▸ **Exercise goal**: Please edit the records so that "continuum" becomes "spectrum" throughout, keeping everything else unchanged, and reproduce them without the pictures.

▸ **Supplied data**:
:::

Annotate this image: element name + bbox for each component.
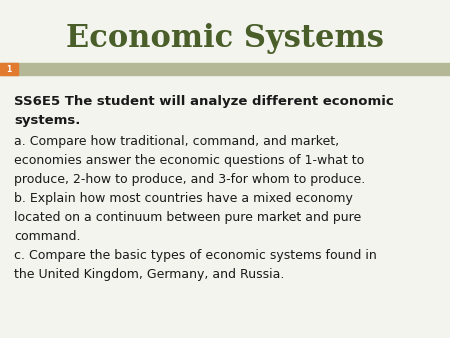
Bar [0,63,450,75]
Text: produce, 2-how to produce, and 3-for whom to produce.: produce, 2-how to produce, and 3-for who… [14,173,365,186]
Text: systems.: systems. [14,114,81,127]
Text: SS6E5 The student will analyze different economic: SS6E5 The student will analyze different… [14,95,394,108]
Text: economies answer the economic questions of 1-what to: economies answer the economic questions … [14,154,364,167]
Text: Economic Systems: Economic Systems [66,23,384,53]
Text: command.: command. [14,230,81,243]
Text: c. Compare the basic types of economic systems found in: c. Compare the basic types of economic s… [14,249,377,262]
Text: b. Explain how most countries have a mixed economy: b. Explain how most countries have a mix… [14,192,353,205]
Text: 1: 1 [6,65,12,73]
Text: the United Kingdom, Germany, and Russia.: the United Kingdom, Germany, and Russia. [14,268,284,281]
Text: located on a continuum between pure market and pure: located on a continuum between pure mark… [14,211,361,224]
Bar [0,63,18,75]
Text: a. Compare how traditional, command, and market,: a. Compare how traditional, command, and… [14,135,339,148]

:::

▸ **The completed task**:
Annotate this image: element name + bbox for each component.
Bar [0,63,450,75]
Text: produce, 2-how to produce, and 3-for whom to produce.: produce, 2-how to produce, and 3-for who… [14,173,365,186]
Text: systems.: systems. [14,114,81,127]
Text: SS6E5 The student will analyze different economic: SS6E5 The student will analyze different… [14,95,394,108]
Text: economies answer the economic questions of 1-what to: economies answer the economic questions … [14,154,364,167]
Text: Economic Systems: Economic Systems [66,23,384,53]
Text: command.: command. [14,230,81,243]
Text: c. Compare the basic types of economic systems found in: c. Compare the basic types of economic s… [14,249,377,262]
Text: b. Explain how most countries have a mixed economy: b. Explain how most countries have a mix… [14,192,353,205]
Text: 1: 1 [6,65,12,73]
Text: the United Kingdom, Germany, and Russia.: the United Kingdom, Germany, and Russia. [14,268,284,281]
Text: located on a spectrum between pure market and pure: located on a spectrum between pure mark… [14,211,361,224]
Bar [0,63,18,75]
Text: a. Compare how traditional, command, and market,: a. Compare how traditional, command, and… [14,135,339,148]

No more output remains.